── Exercise material

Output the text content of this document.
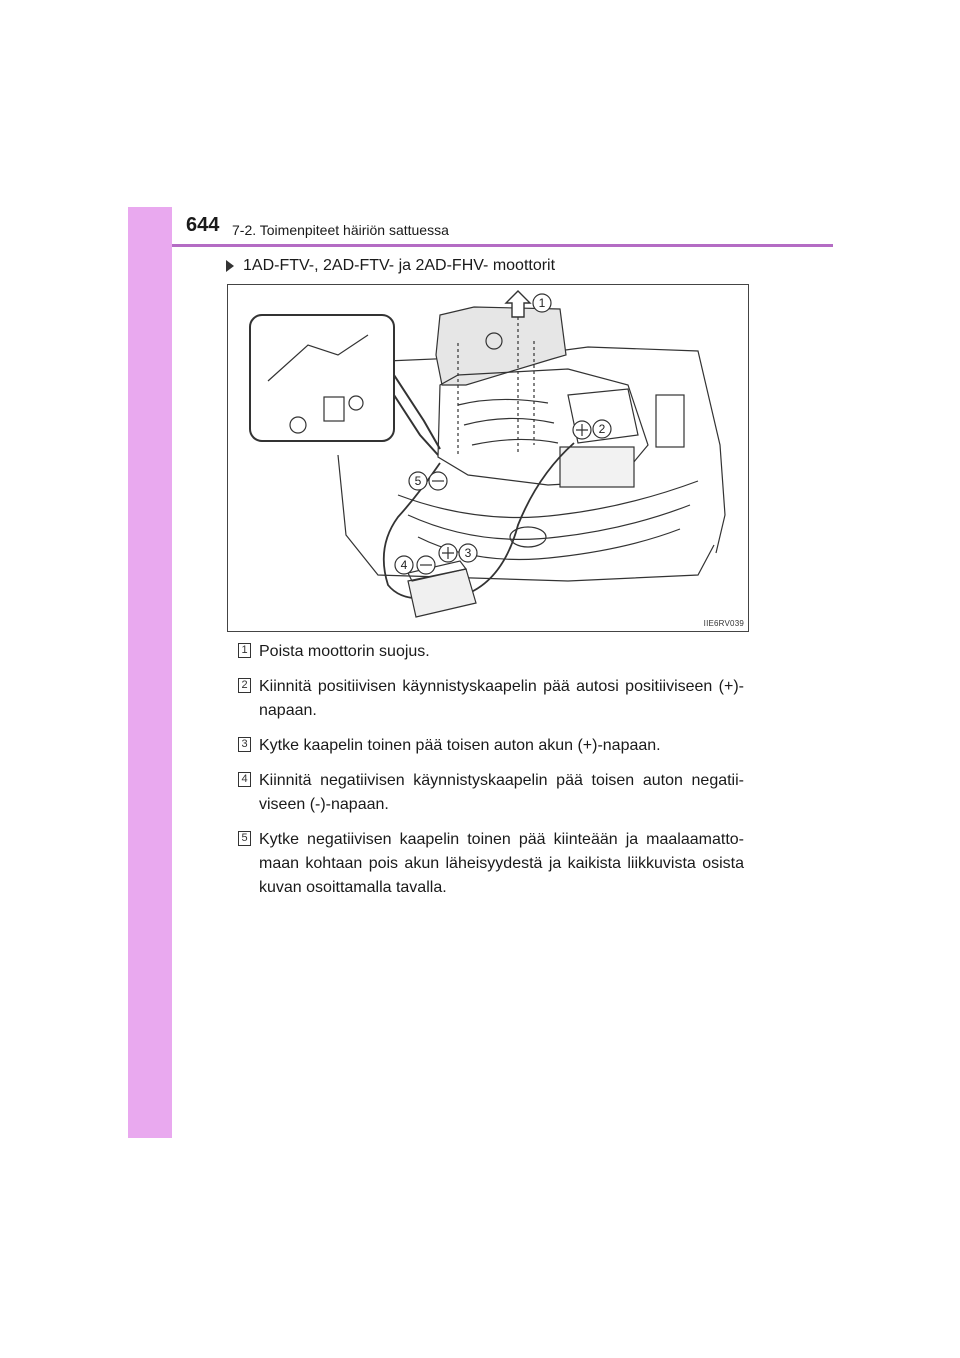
644 7-2. Toimenpiteet häiriön sattuessa
1AD-FTV-, 2AD-FTV- ja 2AD-FHV- moottorit
1
2
3
4
5
IIE6RV039
1 Poista moottorin suojus.
2 Kiinnitä positiivisen käynnistyskaapelin pää autosi positiiviseen (+)-napaan.
3 Kytke kaapelin toinen pää toisen auton akun (+)-napaan.
4 Kiinnitä negatiivisen käynnistyskaapelin pää toisen auton negatii-viseen (-)-napaan.
5 Kytke negatiivisen kaapelin toinen pää kiinteään ja maalaamatto-maan kohtaan pois akun läheisyydestä ja kaikista liikkuvista osista kuvan osoittamalla tavalla.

────

> **Exercise goal**: Scan the material above for the word "toinen". Copy each line where it occurs.

> **Solution below**:
3 Kytke kaapelin toinen pää toisen auton akun (+)-napaan.
5 Kytke negatiivisen kaapelin toinen pää kiinteään ja maalaamatto-maan kohtaan pois akun läheisyydestä ja kaikista liikkuvista osista kuvan osoittamalla tavalla.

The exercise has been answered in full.